DATA EXTRACTS:
##############################

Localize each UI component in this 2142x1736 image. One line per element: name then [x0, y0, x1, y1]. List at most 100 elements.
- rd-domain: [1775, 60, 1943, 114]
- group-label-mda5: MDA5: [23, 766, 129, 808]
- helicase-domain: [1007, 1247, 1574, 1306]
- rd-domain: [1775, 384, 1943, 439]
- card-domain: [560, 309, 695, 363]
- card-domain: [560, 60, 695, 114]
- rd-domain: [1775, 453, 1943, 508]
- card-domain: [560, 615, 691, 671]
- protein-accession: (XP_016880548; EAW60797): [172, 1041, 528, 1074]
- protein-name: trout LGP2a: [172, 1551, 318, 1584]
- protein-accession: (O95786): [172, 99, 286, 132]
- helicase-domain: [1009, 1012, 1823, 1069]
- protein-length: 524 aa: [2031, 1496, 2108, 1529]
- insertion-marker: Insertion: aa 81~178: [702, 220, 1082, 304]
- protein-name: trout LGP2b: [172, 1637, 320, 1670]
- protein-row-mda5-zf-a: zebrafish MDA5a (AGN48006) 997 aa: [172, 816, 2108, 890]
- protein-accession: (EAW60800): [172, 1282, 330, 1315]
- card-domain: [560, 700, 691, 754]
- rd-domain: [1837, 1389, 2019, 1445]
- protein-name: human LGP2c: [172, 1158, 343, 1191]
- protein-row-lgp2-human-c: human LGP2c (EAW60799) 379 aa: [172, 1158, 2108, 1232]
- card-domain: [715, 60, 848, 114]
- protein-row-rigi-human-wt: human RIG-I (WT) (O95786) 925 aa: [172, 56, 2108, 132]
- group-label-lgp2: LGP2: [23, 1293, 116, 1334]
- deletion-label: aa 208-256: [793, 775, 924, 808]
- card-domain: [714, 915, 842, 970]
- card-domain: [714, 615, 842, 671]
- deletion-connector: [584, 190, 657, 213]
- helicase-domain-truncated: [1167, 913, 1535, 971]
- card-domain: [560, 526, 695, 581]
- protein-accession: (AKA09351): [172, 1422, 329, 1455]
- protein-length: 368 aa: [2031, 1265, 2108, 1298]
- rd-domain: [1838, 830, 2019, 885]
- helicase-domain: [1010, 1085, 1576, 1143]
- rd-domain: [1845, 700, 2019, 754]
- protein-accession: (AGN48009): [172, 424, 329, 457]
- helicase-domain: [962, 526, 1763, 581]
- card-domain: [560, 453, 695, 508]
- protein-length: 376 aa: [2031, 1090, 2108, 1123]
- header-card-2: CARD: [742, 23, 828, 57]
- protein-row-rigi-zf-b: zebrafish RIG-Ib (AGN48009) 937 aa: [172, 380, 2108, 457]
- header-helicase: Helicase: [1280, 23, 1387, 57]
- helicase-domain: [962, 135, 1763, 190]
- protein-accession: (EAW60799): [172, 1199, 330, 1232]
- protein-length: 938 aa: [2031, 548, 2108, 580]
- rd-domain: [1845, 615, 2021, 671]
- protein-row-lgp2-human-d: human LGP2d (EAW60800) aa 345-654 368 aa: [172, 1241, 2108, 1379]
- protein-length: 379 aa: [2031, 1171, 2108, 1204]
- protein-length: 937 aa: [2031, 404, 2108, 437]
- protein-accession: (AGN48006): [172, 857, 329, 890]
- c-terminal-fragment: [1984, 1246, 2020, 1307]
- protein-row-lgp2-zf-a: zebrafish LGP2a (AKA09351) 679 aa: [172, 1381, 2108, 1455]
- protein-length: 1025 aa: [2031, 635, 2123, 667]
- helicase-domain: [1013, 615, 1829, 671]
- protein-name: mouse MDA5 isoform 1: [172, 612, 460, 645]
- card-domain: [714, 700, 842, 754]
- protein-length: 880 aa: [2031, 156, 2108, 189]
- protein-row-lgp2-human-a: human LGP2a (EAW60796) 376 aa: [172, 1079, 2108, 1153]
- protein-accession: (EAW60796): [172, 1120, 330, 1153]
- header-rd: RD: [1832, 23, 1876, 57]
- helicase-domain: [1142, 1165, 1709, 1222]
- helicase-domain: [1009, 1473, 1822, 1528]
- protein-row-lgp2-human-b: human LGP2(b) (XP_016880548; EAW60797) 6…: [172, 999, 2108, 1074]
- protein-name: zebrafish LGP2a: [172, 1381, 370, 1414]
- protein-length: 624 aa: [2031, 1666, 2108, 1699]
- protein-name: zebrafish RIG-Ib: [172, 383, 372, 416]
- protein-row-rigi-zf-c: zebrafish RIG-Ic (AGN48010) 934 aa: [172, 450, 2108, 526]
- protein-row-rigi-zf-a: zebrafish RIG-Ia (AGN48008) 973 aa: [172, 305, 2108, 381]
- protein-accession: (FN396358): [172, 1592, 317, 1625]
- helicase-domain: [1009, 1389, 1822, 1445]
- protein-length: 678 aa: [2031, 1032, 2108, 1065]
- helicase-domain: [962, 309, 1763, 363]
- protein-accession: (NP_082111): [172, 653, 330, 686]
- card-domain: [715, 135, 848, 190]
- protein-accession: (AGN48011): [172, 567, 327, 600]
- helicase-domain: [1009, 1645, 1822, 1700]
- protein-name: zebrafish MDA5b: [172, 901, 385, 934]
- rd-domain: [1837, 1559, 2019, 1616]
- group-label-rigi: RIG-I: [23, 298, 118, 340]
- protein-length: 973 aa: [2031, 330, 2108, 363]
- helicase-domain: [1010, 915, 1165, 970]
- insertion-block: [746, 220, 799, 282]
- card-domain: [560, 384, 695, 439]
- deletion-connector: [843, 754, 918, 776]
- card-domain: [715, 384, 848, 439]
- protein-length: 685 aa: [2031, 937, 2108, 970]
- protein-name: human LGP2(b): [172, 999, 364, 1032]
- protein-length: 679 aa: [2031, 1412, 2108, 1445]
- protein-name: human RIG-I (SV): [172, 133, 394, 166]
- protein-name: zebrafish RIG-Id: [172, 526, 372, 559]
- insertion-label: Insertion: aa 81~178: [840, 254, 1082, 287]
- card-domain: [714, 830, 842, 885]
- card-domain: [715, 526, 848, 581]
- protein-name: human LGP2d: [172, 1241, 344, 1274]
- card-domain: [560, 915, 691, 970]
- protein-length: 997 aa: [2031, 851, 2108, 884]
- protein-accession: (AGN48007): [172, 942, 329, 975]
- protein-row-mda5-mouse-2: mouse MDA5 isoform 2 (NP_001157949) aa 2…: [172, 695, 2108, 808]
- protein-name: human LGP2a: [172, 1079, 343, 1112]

##############################

DIRECTIONS FOR THIS TASK: Could you set down every line above exactly as written?

TASK RESULT:
Localize each UI component in this 2142x1736 image. One line per element: name then [x0, y0, x1, y1]. List at most 100 elements.
- rd-domain: [1775, 60, 1943, 114]
- group-label-mda5: MDA5: [23, 766, 129, 808]
- helicase-domain: [1007, 1247, 1574, 1306]
- rd-domain: [1775, 384, 1943, 439]
- card-domain: [560, 309, 695, 363]
- card-domain: [560, 60, 695, 114]
- rd-domain: [1775, 453, 1943, 508]
- card-domain: [560, 615, 691, 671]
- protein-accession: (XP_016880548; EAW60797): [172, 1041, 528, 1074]
- protein-name: trout LGP2a: [172, 1551, 318, 1584]
- protein-accession: (O95786): [172, 99, 286, 132]
- helicase-domain: [1009, 1012, 1823, 1069]
- protein-length: 524 aa: [2031, 1496, 2108, 1529]
- insertion-marker: Insertion: aa 81~178: [702, 220, 1082, 304]
- protein-name: trout LGP2b: [172, 1637, 320, 1670]
- protein-row-mda5-zf-a: zebrafish MDA5a (AGN48006) 997 aa: [172, 816, 2108, 890]
- protein-accession: (EAW60800): [172, 1282, 330, 1315]
- card-domain: [560, 700, 691, 754]
- rd-domain: [1837, 1389, 2019, 1445]
- protein-name: human LGP2c: [172, 1158, 343, 1191]
- protein-row-lgp2-human-c: human LGP2c (EAW60799) 379 aa: [172, 1158, 2108, 1232]
- card-domain: [715, 60, 848, 114]
- protein-row-rigi-human-wt: human RIG-I (WT) (O95786) 925 aa: [172, 56, 2108, 132]
- group-label-lgp2: LGP2: [23, 1293, 116, 1334]
- deletion-label: aa 208-256: [793, 775, 924, 808]
- card-domain: [714, 915, 842, 970]
- card-domain: [714, 615, 842, 671]
- deletion-connector: [584, 190, 657, 213]
- helicase-domain-truncated: [1167, 913, 1535, 971]
- card-domain: [560, 526, 695, 581]
- protein-accession: (AKA09351): [172, 1422, 329, 1455]
- protein-length: 368 aa: [2031, 1265, 2108, 1298]
- rd-domain: [1838, 830, 2019, 885]
- helicase-domain: [1010, 1085, 1576, 1143]
- rd-domain: [1845, 700, 2019, 754]
- protein-accession: (AGN48009): [172, 424, 329, 457]
- helicase-domain: [962, 526, 1763, 581]
- card-domain: [560, 453, 695, 508]
- protein-length: 376 aa: [2031, 1090, 2108, 1123]
- header-card-2: CARD: [742, 23, 828, 57]
- protein-row-rigi-zf-b: zebrafish RIG-Ib (AGN48009) 937 aa: [172, 380, 2108, 457]
- header-helicase: Helicase: [1280, 23, 1387, 57]
- helicase-domain: [962, 135, 1763, 190]
- protein-accession: (EAW60799): [172, 1199, 330, 1232]
- protein-length: 938 aa: [2031, 548, 2108, 580]
- rd-domain: [1845, 615, 2021, 671]
- protein-row-lgp2-human-d: human LGP2d (EAW60800) aa 345-654 368 aa: [172, 1241, 2108, 1379]
- protein-length: 379 aa: [2031, 1171, 2108, 1204]
- protein-length: 937 aa: [2031, 404, 2108, 437]
- protein-accession: (AGN48006): [172, 857, 329, 890]
- c-terminal-fragment: [1984, 1246, 2020, 1307]
- protein-row-lgp2-zf-a: zebrafish LGP2a (AKA09351) 679 aa: [172, 1381, 2108, 1455]
- protein-length: 1025 aa: [2031, 635, 2123, 667]
- helicase-domain: [1013, 615, 1829, 671]
- protein-name: mouse MDA5 isoform 1: [172, 612, 460, 645]
- card-domain: [714, 700, 842, 754]
- protein-length: 880 aa: [2031, 156, 2108, 189]
- protein-row-lgp2-human-a: human LGP2a (EAW60796) 376 aa: [172, 1079, 2108, 1153]
- protein-accession: (EAW60796): [172, 1120, 330, 1153]
- header-rd: RD: [1832, 23, 1876, 57]
- helicase-domain: [1142, 1165, 1709, 1222]
- helicase-domain: [1009, 1473, 1822, 1528]
- protein-row-lgp2-human-b: human LGP2(b) (XP_016880548; EAW60797) 6…: [172, 999, 2108, 1074]
- protein-name: zebrafish LGP2a: [172, 1381, 370, 1414]
- protein-length: 624 aa: [2031, 1666, 2108, 1699]
- protein-name: zebrafish RIG-Ib: [172, 383, 372, 416]
- protein-row-rigi-zf-c: zebrafish RIG-Ic (AGN48010) 934 aa: [172, 450, 2108, 526]
- protein-row-rigi-zf-a: zebrafish RIG-Ia (AGN48008) 973 aa: [172, 305, 2108, 381]
- protein-accession: (FN396358): [172, 1592, 317, 1625]
- helicase-domain: [1009, 1389, 1822, 1445]
- protein-length: 678 aa: [2031, 1032, 2108, 1065]
- helicase-domain: [962, 309, 1763, 363]
- protein-accession: (NP_082111): [172, 653, 330, 686]
- card-domain: [715, 135, 848, 190]
- protein-accession: (AGN48011): [172, 567, 327, 600]
- helicase-domain: [1009, 1645, 1822, 1700]
- protein-name: zebrafish MDA5b: [172, 901, 385, 934]
- rd-domain: [1837, 1559, 2019, 1616]
- group-label-rigi: RIG-I: [23, 298, 118, 340]
- protein-length: 973 aa: [2031, 330, 2108, 363]
- helicase-domain: [1010, 915, 1165, 970]
- insertion-block: [746, 220, 799, 282]
- card-domain: [560, 384, 695, 439]
- deletion-connector: [843, 754, 918, 776]
- card-domain: [715, 384, 848, 439]
- protein-length: 685 aa: [2031, 937, 2108, 970]
- protein-name: human LGP2(b): [172, 999, 364, 1032]
- protein-length: 679 aa: [2031, 1412, 2108, 1445]
- protein-name: human RIG-I (SV): [172, 133, 394, 166]
- protein-name: zebrafish RIG-Id: [172, 526, 372, 559]
- insertion-label: Insertion: aa 81~178: [840, 254, 1082, 287]
- card-domain: [714, 830, 842, 885]
- card-domain: [715, 526, 848, 581]
- protein-name: human LGP2d: [172, 1241, 344, 1274]
- card-domain: [560, 915, 691, 970]
- protein-length: 997 aa: [2031, 851, 2108, 884]
- protein-accession: (AGN48007): [172, 942, 329, 975]
- protein-row-mda5-mouse-2: mouse MDA5 isoform 2 (NP_001157949) aa 2…: [172, 695, 2108, 808]
- protein-name: human LGP2a: [172, 1079, 343, 1112]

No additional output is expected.